> _INSTRUCTIONS TO FOLLOW_:
Here are some entries; quote each one exactly.

> _PROVIDED DATA_:
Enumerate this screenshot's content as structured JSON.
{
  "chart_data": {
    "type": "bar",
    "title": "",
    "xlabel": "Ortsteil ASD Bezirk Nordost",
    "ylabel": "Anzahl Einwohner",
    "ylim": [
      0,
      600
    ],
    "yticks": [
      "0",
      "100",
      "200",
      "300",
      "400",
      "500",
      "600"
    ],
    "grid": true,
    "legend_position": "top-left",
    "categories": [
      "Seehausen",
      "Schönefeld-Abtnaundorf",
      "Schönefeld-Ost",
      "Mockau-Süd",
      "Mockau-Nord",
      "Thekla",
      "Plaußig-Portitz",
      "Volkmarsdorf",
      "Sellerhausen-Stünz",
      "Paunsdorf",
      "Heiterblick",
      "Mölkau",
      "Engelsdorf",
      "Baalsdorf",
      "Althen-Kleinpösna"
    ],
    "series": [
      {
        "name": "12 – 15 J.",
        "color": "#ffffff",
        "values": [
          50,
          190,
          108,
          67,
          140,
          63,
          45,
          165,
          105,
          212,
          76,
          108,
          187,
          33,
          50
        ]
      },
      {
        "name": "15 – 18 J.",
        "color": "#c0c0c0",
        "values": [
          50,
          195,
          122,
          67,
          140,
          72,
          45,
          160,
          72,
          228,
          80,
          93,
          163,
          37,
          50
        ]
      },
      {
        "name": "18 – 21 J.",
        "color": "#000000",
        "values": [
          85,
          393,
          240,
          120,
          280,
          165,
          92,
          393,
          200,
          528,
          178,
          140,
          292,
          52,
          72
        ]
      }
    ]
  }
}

> _ANSWER TO THIS EXERCISE_:
Enumerate this screenshot's content as structured JSON.
{
  "chart_data": {
    "type": "bar",
    "title": "",
    "xlabel": "Ortsteil ASD Bezirk Nordost",
    "ylabel": "Anzahl Einwohner",
    "ylim": [
      0,
      600
    ],
    "yticks": [
      "0",
      "100",
      "200",
      "300",
      "400",
      "500",
      "600"
    ],
    "grid": true,
    "legend_position": "top-left",
    "categories": [
      "Seehausen",
      "Schönefeld-Abtnaundorf",
      "Schönefeld-Ost",
      "Mockau-Süd",
      "Mockau-Nord",
      "Thekla",
      "Plaußig-Portitz",
      "Volkmarsdorf",
      "Sellerhausen-Stünz",
      "Paunsdorf",
      "Heiterblick",
      "Mölkau",
      "Engelsdorf",
      "Baalsdorf",
      "Althen-Kleinpösna"
    ],
    "series": [
      {
        "name": "12 – 15 J.",
        "color": "#ffffff",
        "values": [
          50,
          190,
          108,
          67,
          140,
          63,
          45,
          165,
          105,
          212,
          76,
          108,
          187,
          33,
          50
        ]
      },
      {
        "name": "15 – 18 J.",
        "color": "#c0c0c0",
        "values": [
          50,
          195,
          122,
          67,
          140,
          72,
          45,
          160,
          72,
          228,
          80,
          93,
          163,
          37,
          50
        ]
      },
      {
        "name": "18 – 21 J.",
        "color": "#000000",
        "values": [
          85,
          393,
          240,
          120,
          280,
          165,
          92,
          393,
          200,
          528,
          178,
          140,
          292,
          52,
          72
        ]
      }
    ]
  }
}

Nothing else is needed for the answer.